_What to produce:_ Which lines have the string "rate"? Copy all of them from the entries below.

_Entries shown:_
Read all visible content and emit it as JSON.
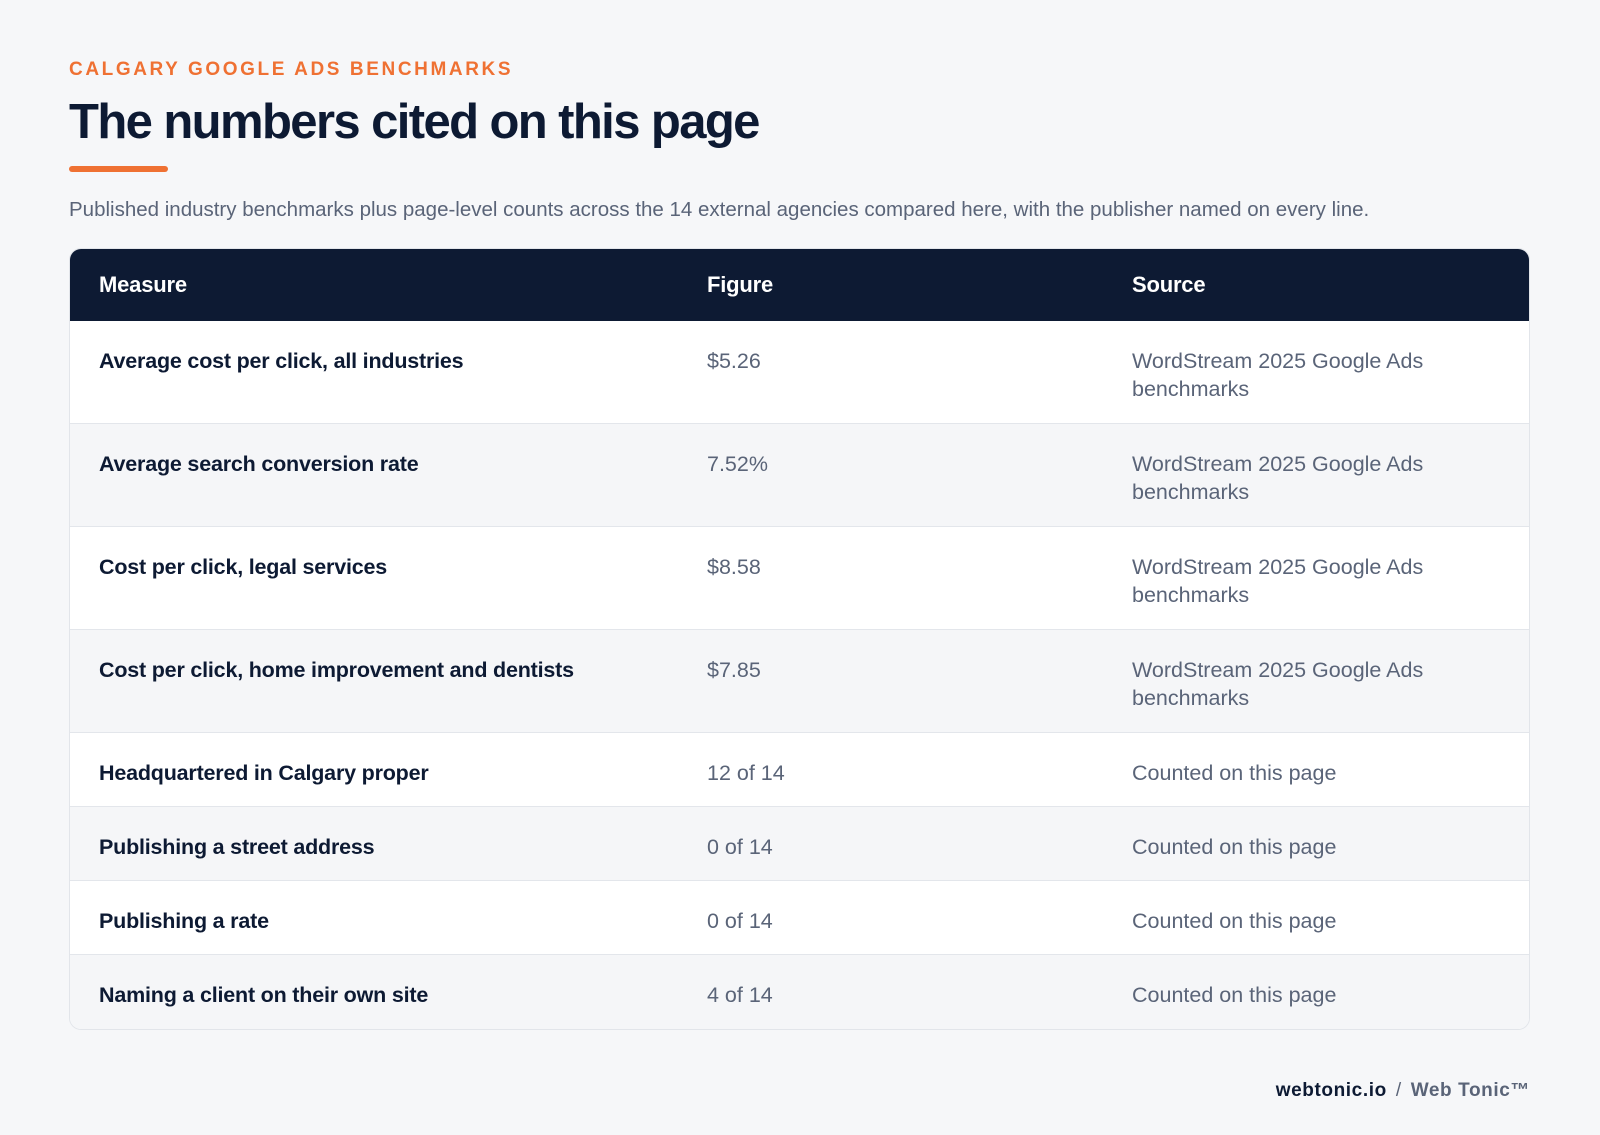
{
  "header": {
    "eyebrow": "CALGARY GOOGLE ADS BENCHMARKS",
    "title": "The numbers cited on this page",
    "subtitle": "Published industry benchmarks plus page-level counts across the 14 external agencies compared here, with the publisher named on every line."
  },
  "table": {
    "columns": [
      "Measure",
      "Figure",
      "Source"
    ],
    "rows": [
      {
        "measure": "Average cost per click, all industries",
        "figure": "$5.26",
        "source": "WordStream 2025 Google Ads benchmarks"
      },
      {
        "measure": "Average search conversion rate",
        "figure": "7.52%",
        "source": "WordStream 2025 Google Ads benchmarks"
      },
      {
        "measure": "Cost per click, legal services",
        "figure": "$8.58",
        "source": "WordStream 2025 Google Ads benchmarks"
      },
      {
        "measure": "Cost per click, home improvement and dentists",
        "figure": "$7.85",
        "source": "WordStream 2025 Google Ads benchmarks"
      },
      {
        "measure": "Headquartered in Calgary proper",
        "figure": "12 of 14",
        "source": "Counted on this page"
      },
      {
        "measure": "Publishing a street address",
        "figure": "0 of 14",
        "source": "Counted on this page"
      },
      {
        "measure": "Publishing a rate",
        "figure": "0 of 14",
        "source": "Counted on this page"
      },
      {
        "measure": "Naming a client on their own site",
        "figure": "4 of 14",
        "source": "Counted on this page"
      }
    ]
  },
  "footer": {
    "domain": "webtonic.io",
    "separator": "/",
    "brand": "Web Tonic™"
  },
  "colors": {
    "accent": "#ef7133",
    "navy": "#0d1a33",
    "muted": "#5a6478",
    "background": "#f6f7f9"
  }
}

_Final answer:_
        "measure": "Average search conversion rate",
        "measure": "Publishing a rate",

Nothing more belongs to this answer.